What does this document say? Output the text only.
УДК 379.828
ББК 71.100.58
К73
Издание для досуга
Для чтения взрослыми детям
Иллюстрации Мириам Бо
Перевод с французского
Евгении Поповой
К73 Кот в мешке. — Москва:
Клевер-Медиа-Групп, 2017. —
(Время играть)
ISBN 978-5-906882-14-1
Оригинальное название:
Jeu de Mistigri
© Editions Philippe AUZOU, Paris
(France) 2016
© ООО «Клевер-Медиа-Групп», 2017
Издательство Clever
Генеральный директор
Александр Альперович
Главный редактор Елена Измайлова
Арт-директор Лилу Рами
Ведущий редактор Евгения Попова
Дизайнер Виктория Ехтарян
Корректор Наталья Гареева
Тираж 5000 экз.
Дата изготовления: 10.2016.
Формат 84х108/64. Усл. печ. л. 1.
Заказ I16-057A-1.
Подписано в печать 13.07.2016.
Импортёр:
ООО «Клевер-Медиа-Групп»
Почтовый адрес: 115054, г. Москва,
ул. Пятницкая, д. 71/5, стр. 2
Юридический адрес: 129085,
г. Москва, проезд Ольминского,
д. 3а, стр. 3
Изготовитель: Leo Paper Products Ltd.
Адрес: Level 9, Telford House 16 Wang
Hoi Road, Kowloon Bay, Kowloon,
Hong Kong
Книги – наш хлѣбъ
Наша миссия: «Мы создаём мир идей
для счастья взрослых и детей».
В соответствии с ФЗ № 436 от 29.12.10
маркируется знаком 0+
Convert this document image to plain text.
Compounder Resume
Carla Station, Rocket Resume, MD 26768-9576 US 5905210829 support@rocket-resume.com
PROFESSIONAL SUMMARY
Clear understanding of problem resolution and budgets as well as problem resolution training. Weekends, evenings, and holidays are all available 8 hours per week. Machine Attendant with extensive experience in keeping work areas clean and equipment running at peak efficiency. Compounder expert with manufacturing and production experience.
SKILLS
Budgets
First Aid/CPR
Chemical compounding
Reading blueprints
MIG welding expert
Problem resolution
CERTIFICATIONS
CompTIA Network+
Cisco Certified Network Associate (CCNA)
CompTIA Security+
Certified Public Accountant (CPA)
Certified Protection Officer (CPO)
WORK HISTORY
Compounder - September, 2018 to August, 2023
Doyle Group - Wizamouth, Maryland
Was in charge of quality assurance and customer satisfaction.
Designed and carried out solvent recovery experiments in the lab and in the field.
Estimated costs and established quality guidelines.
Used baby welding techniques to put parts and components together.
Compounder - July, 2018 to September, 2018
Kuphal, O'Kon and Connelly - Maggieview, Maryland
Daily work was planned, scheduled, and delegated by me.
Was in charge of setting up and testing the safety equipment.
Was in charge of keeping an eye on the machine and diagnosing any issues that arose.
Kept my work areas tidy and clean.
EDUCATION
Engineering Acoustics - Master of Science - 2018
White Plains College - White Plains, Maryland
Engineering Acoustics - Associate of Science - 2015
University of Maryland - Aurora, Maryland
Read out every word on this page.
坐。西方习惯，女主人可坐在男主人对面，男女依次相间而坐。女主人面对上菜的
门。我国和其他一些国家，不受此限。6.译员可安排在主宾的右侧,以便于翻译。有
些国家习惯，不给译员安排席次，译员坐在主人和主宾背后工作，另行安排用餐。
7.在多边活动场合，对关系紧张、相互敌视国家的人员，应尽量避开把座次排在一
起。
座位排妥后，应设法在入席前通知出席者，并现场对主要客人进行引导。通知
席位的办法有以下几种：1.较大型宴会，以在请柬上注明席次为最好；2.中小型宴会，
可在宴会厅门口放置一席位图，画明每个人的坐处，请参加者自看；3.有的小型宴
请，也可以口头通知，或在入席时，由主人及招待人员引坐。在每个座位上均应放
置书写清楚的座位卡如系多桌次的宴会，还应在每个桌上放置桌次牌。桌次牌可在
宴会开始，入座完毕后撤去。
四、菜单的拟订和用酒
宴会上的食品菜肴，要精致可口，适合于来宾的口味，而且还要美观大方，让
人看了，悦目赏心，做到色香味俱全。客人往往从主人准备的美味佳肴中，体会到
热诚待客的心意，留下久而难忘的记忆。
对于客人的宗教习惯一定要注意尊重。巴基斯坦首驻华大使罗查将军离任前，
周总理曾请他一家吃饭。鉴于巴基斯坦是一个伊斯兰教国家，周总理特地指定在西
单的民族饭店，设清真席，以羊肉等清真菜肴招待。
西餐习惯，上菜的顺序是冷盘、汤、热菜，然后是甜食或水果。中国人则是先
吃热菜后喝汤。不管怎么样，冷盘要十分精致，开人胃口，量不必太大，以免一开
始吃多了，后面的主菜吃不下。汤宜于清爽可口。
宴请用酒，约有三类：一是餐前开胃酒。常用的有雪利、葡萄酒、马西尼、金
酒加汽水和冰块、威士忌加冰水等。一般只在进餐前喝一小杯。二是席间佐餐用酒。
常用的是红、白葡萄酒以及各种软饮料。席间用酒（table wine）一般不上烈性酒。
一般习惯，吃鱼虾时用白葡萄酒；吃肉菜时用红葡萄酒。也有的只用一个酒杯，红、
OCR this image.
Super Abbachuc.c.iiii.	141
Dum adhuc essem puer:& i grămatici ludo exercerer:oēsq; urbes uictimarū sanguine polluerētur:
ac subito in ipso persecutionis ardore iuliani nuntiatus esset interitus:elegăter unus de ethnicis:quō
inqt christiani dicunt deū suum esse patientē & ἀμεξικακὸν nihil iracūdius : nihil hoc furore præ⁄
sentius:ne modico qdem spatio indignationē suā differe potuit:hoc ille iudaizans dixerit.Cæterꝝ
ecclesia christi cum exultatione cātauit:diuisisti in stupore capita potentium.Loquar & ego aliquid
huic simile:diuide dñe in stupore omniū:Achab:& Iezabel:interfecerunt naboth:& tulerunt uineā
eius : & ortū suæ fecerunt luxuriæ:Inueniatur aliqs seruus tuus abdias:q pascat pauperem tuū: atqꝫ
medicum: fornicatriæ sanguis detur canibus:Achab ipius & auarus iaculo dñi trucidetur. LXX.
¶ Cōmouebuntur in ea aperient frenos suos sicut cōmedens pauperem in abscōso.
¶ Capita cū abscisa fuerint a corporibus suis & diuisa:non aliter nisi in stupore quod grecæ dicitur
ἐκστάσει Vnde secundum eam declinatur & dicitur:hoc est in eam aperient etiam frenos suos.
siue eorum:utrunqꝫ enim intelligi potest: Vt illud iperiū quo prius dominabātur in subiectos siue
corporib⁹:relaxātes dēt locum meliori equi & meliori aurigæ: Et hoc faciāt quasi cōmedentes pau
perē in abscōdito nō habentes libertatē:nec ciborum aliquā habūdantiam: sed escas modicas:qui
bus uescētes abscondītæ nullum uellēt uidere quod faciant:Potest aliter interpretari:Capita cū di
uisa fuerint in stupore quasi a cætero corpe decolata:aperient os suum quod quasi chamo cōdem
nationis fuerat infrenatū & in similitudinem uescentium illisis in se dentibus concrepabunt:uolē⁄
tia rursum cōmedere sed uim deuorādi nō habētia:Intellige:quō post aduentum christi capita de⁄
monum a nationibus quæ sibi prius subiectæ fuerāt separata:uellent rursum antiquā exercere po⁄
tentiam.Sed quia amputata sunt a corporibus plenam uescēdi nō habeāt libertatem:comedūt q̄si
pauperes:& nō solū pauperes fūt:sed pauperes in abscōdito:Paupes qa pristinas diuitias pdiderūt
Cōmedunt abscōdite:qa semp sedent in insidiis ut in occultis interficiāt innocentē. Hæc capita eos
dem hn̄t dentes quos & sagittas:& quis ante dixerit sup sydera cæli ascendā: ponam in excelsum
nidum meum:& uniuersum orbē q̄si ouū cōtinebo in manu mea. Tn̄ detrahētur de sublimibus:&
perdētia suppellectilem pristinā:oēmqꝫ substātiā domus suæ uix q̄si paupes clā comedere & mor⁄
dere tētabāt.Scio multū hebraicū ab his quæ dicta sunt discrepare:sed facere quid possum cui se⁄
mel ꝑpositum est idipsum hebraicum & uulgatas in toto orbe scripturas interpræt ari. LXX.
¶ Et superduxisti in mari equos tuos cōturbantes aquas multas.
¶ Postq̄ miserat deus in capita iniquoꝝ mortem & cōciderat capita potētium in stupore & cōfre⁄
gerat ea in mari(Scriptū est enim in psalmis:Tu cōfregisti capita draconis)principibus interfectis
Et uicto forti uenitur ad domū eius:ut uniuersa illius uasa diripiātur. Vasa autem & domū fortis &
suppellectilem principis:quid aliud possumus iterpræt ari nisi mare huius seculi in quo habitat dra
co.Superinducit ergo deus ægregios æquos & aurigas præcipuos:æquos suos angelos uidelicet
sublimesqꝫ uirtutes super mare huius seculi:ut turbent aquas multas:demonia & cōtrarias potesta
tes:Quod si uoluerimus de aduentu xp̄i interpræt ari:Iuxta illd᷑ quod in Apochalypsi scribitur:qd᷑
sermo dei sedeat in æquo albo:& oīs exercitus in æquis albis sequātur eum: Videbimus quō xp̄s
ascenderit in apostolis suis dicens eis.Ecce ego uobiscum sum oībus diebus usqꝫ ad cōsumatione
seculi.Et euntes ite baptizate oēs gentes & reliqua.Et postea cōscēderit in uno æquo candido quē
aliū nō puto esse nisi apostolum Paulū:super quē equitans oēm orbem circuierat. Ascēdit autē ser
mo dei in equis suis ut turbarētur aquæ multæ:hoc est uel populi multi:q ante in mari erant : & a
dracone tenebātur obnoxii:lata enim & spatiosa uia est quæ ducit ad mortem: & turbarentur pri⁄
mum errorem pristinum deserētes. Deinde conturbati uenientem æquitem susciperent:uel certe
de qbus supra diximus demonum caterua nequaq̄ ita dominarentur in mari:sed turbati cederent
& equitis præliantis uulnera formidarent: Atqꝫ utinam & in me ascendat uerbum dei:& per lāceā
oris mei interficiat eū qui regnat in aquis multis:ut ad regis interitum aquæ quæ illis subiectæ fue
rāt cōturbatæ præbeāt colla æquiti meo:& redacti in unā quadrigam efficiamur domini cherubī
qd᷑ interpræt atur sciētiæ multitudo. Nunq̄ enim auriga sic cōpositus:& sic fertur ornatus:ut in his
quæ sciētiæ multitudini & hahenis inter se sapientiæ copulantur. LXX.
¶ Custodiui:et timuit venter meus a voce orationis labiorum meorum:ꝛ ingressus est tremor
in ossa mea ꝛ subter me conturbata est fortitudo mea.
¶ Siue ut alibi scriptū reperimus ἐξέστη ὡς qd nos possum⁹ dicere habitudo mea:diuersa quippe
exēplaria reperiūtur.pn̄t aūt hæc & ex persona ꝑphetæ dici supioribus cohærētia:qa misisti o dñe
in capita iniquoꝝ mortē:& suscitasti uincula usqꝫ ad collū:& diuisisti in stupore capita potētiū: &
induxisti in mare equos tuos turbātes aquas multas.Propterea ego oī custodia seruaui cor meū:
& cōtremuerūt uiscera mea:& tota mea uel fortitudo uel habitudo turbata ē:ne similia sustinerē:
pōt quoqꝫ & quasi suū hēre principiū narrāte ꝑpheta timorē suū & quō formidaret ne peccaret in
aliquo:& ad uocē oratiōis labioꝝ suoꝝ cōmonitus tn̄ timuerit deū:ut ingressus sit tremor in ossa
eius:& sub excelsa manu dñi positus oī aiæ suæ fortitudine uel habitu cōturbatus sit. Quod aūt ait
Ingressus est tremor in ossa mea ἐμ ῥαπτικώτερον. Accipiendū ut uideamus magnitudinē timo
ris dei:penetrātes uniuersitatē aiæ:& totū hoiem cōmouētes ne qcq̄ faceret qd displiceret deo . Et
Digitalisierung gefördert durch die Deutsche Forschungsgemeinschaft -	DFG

________________

Using the listing above, pick out each line that contains the word "areas", then copy it.

Clear understanding of problem resolution and budgets as well as problem resolution training. Weekends, evenings, and holidays are all available 8 hours per week. Machine Attendant with extensive experience in keeping work areas clean and equipment running at peak efficiency. Compounder expert with manufacturing and production experience.
Kept my work areas tidy and clean.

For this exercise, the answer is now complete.